*EXERCISE REQUIREMENTS*. From the entries below, copy every line where the string "Ямало" appears.
***** ENTRIES SUPPLIED *****
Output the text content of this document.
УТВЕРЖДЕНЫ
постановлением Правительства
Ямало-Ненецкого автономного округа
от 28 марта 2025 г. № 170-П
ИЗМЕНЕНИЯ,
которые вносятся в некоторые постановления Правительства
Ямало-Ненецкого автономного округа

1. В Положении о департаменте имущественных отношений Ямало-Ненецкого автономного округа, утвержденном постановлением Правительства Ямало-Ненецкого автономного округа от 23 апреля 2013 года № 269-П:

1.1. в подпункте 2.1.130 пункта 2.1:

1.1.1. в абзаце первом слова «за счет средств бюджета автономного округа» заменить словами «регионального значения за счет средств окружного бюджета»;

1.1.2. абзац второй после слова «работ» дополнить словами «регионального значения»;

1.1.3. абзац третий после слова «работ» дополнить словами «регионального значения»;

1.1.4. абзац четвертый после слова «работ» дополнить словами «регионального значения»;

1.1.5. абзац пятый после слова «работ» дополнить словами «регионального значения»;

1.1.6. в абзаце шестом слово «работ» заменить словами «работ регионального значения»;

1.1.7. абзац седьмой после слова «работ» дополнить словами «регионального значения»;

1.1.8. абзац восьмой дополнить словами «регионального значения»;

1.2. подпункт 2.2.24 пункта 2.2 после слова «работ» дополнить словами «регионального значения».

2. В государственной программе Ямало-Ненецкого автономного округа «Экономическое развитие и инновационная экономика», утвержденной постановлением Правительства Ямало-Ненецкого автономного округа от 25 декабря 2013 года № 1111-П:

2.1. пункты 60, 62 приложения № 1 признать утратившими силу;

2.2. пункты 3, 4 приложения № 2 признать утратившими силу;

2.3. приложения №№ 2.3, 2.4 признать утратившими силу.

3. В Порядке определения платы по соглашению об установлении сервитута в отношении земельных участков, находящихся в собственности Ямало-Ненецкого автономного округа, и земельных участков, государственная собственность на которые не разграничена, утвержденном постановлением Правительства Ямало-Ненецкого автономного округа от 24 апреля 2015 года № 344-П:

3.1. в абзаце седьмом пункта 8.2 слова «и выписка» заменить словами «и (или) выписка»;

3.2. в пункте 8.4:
*****
*FULL OUTPUT*.
Ямало-Ненецкого автономного округа
Ямало-Ненецкого автономного округа
1. В Положении о департаменте имущественных отношений Ямало-Ненецкого автономного округа, утвержденном постановлением Правительства Ямало-Ненецкого автономного округа от 23 апреля 2013 года № 269-П:
2. В государственной программе Ямало-Ненецкого автономного округа «Экономическое развитие и инновационная экономика», утвержденной постановлением Правительства Ямало-Ненецкого автономного округа от 25 декабря 2013 года № 1111-П:
3. В Порядке определения платы по соглашению об установлении сервитута в отношении земельных участков, находящихся в собственности Ямало-Ненецкого автономного округа, и земельных участков, государственная собственность на которые не разграничена, утвержденном постановлением Правительства Ямало-Ненецкого автономного округа от 24 апреля 2015 года № 344-П:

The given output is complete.